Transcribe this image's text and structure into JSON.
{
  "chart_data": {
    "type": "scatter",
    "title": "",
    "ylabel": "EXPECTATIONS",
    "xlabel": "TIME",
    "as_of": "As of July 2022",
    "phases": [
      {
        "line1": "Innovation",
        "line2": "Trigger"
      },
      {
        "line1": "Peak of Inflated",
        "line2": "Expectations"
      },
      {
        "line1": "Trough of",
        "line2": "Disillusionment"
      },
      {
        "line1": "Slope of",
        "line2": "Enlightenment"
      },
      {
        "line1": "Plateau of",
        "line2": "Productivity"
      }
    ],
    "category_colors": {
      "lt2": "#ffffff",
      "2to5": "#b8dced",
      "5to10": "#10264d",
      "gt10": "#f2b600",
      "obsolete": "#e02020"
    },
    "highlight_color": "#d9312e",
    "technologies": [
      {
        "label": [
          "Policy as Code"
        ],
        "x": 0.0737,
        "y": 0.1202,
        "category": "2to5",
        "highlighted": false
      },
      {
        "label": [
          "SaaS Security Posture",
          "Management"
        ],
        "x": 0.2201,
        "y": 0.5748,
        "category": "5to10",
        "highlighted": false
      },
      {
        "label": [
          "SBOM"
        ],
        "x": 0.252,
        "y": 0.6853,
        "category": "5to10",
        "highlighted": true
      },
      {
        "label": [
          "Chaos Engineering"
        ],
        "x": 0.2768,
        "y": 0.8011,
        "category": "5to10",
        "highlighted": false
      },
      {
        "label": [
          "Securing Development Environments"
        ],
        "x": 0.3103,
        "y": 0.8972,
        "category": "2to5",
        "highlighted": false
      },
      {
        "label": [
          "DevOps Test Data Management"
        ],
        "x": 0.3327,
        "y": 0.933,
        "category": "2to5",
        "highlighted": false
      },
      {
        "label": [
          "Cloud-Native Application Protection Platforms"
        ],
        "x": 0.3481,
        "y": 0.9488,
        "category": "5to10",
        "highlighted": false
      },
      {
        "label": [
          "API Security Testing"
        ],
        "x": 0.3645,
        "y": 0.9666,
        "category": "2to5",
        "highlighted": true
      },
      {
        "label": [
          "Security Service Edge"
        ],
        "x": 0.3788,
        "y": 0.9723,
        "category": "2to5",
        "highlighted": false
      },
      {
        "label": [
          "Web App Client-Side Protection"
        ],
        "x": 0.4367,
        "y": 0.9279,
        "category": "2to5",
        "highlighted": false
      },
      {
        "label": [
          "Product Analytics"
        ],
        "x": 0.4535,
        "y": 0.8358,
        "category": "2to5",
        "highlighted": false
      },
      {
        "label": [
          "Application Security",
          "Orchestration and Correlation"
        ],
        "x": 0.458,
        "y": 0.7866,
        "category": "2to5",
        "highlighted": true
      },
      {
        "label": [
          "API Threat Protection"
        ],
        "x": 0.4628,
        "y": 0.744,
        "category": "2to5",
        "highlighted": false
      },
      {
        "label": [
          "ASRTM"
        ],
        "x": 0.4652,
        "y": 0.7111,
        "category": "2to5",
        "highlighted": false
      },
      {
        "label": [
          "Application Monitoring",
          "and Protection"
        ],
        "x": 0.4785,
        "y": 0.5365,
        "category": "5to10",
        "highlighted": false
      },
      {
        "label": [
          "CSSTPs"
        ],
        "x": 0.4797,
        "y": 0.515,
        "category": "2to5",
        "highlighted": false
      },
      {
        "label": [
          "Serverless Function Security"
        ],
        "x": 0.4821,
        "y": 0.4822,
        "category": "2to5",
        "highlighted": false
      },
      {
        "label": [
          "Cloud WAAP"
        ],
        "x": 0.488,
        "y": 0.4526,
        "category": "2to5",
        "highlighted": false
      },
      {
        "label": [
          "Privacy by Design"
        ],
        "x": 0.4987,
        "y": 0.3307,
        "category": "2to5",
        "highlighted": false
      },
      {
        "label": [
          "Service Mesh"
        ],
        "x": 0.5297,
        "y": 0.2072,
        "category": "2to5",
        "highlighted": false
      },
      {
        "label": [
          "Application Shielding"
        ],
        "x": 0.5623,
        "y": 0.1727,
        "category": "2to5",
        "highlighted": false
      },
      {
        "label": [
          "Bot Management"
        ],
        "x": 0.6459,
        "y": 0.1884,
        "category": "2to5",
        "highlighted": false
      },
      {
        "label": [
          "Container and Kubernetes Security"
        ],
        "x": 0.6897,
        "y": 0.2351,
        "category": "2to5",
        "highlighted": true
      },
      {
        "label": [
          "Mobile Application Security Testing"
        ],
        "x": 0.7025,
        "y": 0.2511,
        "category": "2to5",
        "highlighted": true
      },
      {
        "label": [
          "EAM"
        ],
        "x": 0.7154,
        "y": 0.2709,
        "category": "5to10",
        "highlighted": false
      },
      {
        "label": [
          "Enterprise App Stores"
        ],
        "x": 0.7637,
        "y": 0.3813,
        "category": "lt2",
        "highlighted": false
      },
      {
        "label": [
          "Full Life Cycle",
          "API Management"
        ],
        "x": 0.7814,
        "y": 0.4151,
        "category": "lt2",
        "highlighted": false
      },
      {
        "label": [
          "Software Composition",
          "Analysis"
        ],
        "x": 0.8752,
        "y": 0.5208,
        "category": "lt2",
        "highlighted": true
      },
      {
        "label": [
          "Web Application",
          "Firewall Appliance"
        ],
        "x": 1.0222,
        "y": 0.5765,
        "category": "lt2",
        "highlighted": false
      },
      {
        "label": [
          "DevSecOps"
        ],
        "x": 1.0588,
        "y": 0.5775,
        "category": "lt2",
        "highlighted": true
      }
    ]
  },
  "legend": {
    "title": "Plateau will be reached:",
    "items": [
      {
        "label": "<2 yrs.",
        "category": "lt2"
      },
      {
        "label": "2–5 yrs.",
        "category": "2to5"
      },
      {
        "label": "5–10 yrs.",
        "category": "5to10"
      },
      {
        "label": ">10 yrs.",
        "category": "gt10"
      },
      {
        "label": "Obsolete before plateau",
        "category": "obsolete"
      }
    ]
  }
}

__Instruction__: Show the lines of the records that contain the word "Protection".

__Answer below__:
          "Cloud-Native Application Protection Platforms"
          "Web App Client-Side Protection"
          "API Threat Protection"
          "and Protection"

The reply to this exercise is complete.